* [DATASET EXCERPTS]:

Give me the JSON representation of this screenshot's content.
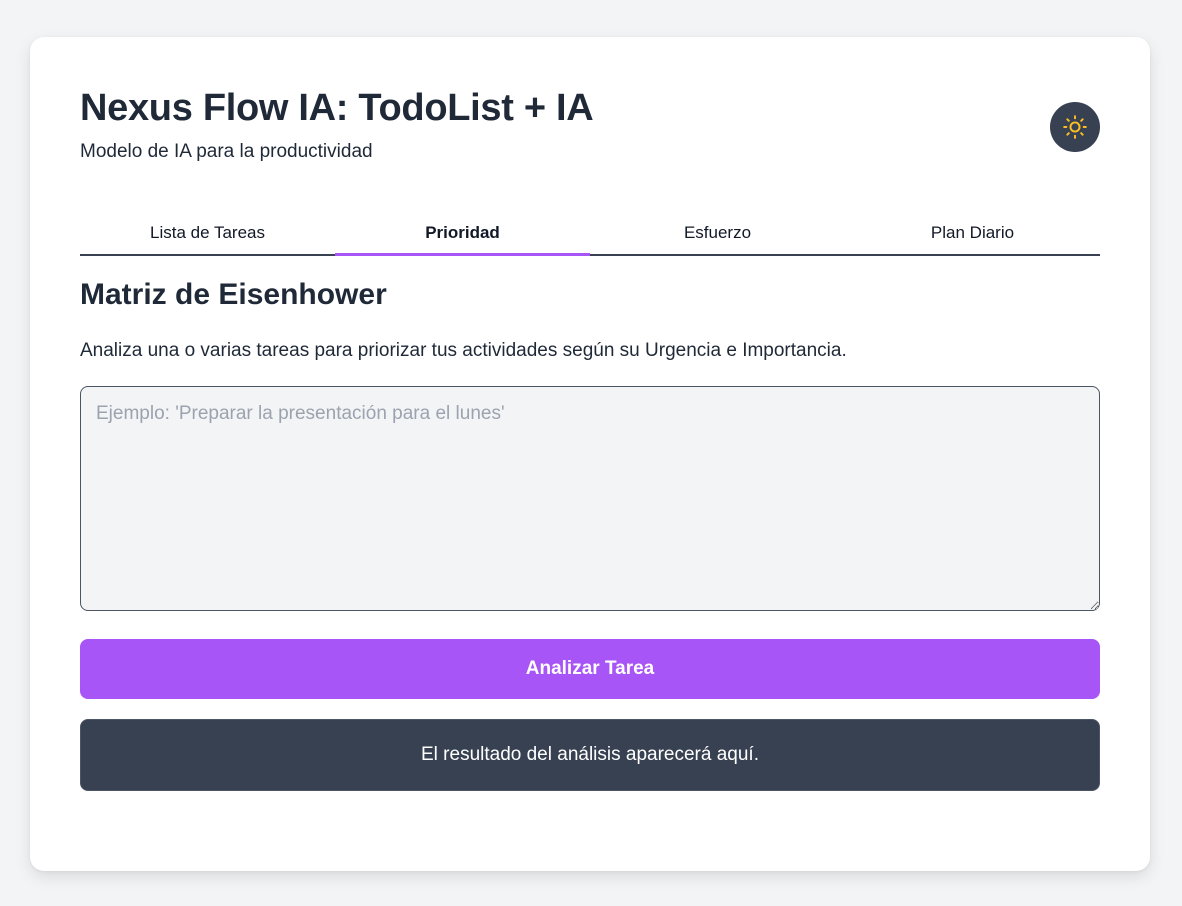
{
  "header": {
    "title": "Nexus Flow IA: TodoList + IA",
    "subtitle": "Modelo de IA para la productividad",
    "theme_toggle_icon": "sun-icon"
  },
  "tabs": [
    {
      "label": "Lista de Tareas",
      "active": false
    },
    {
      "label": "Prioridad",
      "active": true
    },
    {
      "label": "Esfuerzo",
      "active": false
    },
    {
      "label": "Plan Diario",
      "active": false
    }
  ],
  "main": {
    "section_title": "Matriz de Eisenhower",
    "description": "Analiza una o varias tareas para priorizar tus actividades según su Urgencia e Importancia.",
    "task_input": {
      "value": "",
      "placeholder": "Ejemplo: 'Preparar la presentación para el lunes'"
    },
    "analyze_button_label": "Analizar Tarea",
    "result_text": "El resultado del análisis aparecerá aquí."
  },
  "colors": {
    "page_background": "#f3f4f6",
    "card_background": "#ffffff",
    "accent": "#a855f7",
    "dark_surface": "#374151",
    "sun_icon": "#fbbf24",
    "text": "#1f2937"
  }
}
==
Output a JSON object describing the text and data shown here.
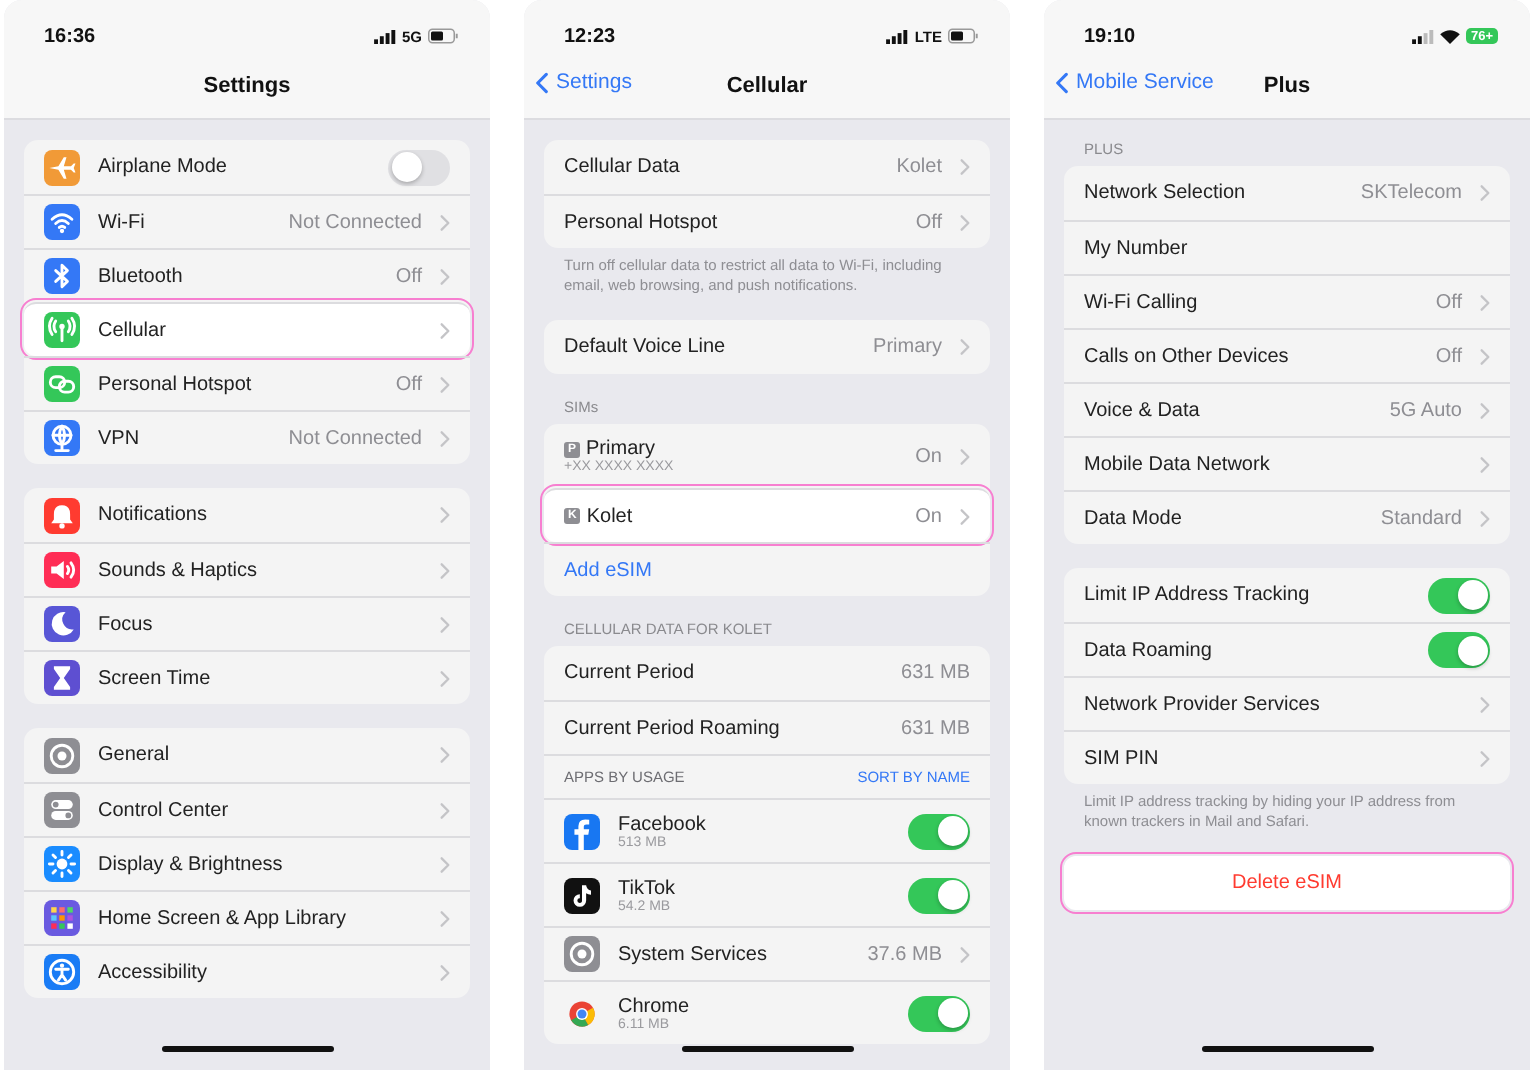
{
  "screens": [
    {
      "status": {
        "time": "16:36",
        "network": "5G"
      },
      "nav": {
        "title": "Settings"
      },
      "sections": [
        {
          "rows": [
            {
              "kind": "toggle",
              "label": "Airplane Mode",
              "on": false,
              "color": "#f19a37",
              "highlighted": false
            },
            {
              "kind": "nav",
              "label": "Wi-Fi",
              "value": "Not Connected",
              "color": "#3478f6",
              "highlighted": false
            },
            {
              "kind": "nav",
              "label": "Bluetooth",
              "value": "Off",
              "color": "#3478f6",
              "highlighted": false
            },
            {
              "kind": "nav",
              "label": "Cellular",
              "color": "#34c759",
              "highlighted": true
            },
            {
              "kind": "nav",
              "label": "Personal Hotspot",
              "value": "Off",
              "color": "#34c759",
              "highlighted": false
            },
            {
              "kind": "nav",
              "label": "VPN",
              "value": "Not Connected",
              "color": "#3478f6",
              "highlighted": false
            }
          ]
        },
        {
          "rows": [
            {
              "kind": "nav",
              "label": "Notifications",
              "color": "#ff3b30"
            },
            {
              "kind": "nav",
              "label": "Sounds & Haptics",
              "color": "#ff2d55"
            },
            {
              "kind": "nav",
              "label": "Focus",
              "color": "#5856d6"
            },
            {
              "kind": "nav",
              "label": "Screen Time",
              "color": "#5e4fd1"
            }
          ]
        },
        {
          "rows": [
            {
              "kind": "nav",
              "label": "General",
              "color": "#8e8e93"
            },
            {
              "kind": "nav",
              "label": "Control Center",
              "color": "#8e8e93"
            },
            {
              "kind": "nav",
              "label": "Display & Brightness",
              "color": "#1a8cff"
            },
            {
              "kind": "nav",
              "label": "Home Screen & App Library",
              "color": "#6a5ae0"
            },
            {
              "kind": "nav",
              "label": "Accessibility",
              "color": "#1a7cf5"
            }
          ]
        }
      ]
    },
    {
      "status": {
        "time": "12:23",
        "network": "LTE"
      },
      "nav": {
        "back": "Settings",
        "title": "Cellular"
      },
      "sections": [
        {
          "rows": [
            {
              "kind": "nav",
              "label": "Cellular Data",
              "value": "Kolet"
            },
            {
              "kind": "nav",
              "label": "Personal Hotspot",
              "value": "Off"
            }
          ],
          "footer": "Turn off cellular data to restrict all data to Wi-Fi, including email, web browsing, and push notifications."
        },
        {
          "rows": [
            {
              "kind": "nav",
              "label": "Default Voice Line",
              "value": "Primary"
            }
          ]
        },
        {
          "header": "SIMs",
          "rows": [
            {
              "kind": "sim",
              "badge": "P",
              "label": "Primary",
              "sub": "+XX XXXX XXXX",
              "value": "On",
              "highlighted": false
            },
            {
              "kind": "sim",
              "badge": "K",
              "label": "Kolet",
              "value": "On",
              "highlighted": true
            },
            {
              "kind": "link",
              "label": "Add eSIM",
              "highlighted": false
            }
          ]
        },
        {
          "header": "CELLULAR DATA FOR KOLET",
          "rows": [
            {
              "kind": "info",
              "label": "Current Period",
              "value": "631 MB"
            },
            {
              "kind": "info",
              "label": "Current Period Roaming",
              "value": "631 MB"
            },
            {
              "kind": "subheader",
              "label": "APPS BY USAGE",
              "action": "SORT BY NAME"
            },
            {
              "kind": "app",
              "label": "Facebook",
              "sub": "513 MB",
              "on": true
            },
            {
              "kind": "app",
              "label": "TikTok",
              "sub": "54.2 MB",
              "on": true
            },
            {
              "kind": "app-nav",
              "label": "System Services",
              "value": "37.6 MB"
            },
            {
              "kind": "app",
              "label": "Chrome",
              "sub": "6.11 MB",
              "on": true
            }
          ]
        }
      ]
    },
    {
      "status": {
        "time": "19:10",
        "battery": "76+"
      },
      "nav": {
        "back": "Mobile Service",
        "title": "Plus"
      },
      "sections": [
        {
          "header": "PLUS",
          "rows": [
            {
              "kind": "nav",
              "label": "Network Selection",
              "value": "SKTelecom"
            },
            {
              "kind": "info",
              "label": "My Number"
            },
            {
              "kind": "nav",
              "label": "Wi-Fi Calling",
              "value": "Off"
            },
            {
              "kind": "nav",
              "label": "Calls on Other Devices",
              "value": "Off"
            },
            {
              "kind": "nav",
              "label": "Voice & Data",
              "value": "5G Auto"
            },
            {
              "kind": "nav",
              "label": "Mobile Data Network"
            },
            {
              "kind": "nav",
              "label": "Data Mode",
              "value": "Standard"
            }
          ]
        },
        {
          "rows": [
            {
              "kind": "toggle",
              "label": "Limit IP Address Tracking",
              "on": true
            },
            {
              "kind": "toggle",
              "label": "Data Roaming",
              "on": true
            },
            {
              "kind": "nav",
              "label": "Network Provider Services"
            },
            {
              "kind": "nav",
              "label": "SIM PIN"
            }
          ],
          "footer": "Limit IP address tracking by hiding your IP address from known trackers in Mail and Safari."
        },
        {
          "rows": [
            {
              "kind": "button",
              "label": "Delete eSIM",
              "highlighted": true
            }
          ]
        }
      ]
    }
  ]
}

* [SET EXERCISE]: Copy all lines above containing the string "Mobile".

* [THE OUTPUT]:
        "back": "Mobile Service",
              "label": "Mobile Data Network"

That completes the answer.